Transcribe all the entries word for word, but omit the images.

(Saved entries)

-- begin --

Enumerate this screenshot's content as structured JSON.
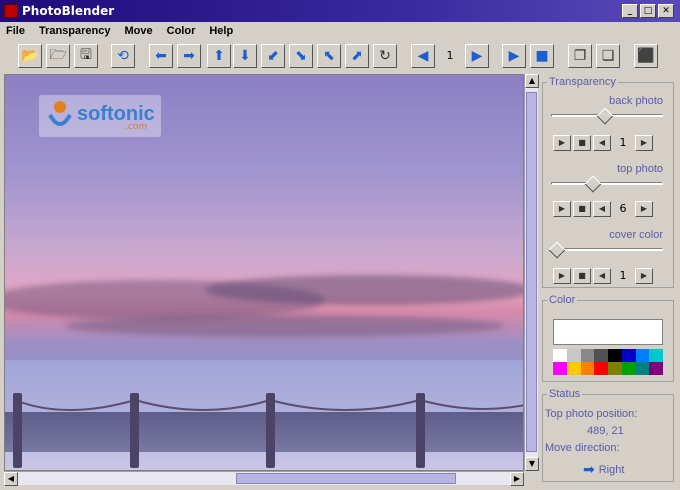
{
  "window": {
    "title": "PhotoBlender",
    "buttons": [
      "_",
      "□",
      "✕"
    ]
  },
  "menu": [
    "File",
    "Transparency",
    "Move",
    "Color",
    "Help"
  ],
  "toolbar": {
    "frame_number": "1",
    "icons": [
      "open-icon",
      "open-second-icon",
      "save-icon",
      "swap-icon",
      "move-left-icon",
      "move-right-icon",
      "move-up-icon",
      "move-down-icon",
      "move-down-left-icon",
      "move-down-right-icon",
      "move-up-left-icon",
      "move-up-right-icon",
      "rotate-icon",
      "previous-frame-icon",
      "next-frame-icon",
      "play-icon",
      "stop-icon",
      "bring-front-icon",
      "send-back-icon",
      "exit-icon"
    ]
  },
  "watermark": {
    "text": "softonic",
    "sub": ".com"
  },
  "transparency": {
    "legend": "Transparency",
    "back_photo": {
      "label": "back photo",
      "value": "1",
      "level": 0.48
    },
    "top_photo": {
      "label": "top photo",
      "value": "6",
      "level": 0.36
    },
    "cover_color": {
      "label": "cover color",
      "value": "1",
      "level": 0.0
    }
  },
  "color": {
    "legend": "Color",
    "selected": "#ffffff",
    "palette": [
      "#ffffff",
      "#c8c8c8",
      "#888888",
      "#505050",
      "#000000",
      "#0000c8",
      "#0080ff",
      "#00c8c8",
      "#ff00ff",
      "#ffc800",
      "#ff8000",
      "#ff0000",
      "#808000",
      "#00a000",
      "#008080",
      "#800080"
    ]
  },
  "status": {
    "legend": "Status",
    "position_label": "Top photo position:",
    "position_value": "489, 21",
    "direction_label": "Move direction:",
    "direction_value": "Right"
  }
}
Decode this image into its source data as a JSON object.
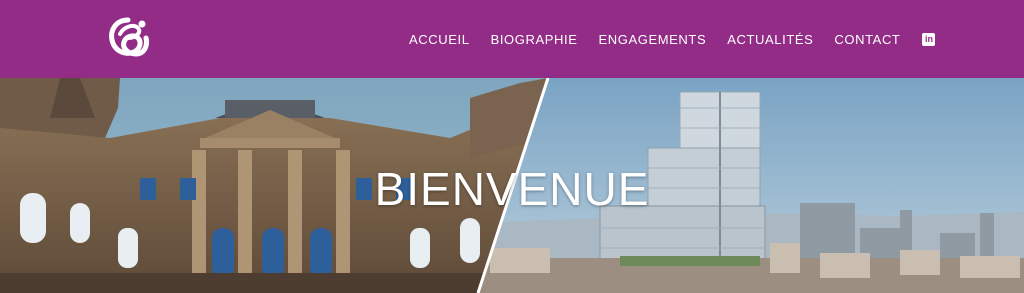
{
  "header": {
    "background": "#932c86",
    "logo_icon": "e-monogram-logo",
    "nav": [
      {
        "label": "ACCUEIL"
      },
      {
        "label": "BIOGRAPHIE"
      },
      {
        "label": "ENGAGEMENTS"
      },
      {
        "label": "ACTUALITÉS"
      },
      {
        "label": "CONTACT"
      }
    ],
    "social_icon": "linkedin-icon"
  },
  "hero": {
    "title": "BIENVENUE",
    "image_left": "historic-courthouse-facade",
    "image_right": "modern-tower-city-skyline"
  }
}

-- end --

▸ Reply
Enumerate this screenshot's content as structured JSON.
{
  "window": {
    "title": "PhotoBlender",
    "buttons": [
      "_",
      "□",
      "✕"
    ]
  },
  "menu": [
    "File",
    "Transparency",
    "Move",
    "Color",
    "Help"
  ],
  "toolbar": {
    "frame_number": "1",
    "icons": [
      "open-icon",
      "open-second-icon",
      "save-icon",
      "swap-icon",
      "move-left-icon",
      "move-right-icon",
      "move-up-icon",
      "move-down-icon",
      "move-down-left-icon",
      "move-down-right-icon",
      "move-up-left-icon",
      "move-up-right-icon",
      "rotate-icon",
      "previous-frame-icon",
      "next-frame-icon",
      "play-icon",
      "stop-icon",
      "bring-front-icon",
      "send-back-icon",
      "exit-icon"
    ]
  },
  "watermark": {
    "text": "softonic",
    "sub": ".com"
  },
  "transparency": {
    "legend": "Transparency",
    "back_photo": {
      "label": "back photo",
      "value": "1",
      "level": 0.48
    },
    "top_photo": {
      "label": "top photo",
      "value": "6",
      "level": 0.36
    },
    "cover_color": {
      "label": "cover color",
      "value": "1",
      "level": 0.0
    }
  },
  "color": {
    "legend": "Color",
    "selected": "#ffffff",
    "palette": [
      "#ffffff",
      "#c8c8c8",
      "#888888",
      "#505050",
      "#000000",
      "#0000c8",
      "#0080ff",
      "#00c8c8",
      "#ff00ff",
      "#ffc800",
      "#ff8000",
      "#ff0000",
      "#808000",
      "#00a000",
      "#008080",
      "#800080"
    ]
  },
  "status": {
    "legend": "Status",
    "position_label": "Top photo position:",
    "position_value": "489, 21",
    "direction_label": "Move direction:",
    "direction_value": "Right"
  }
}
Decode this image into its source data as a JSON object.
{
  "header": {
    "background": "#932c86",
    "logo_icon": "e-monogram-logo",
    "nav": [
      {
        "label": "ACCUEIL"
      },
      {
        "label": "BIOGRAPHIE"
      },
      {
        "label": "ENGAGEMENTS"
      },
      {
        "label": "ACTUALITÉS"
      },
      {
        "label": "CONTACT"
      }
    ],
    "social_icon": "linkedin-icon"
  },
  "hero": {
    "title": "BIENVENUE",
    "image_left": "historic-courthouse-facade",
    "image_right": "modern-tower-city-skyline"
  }
}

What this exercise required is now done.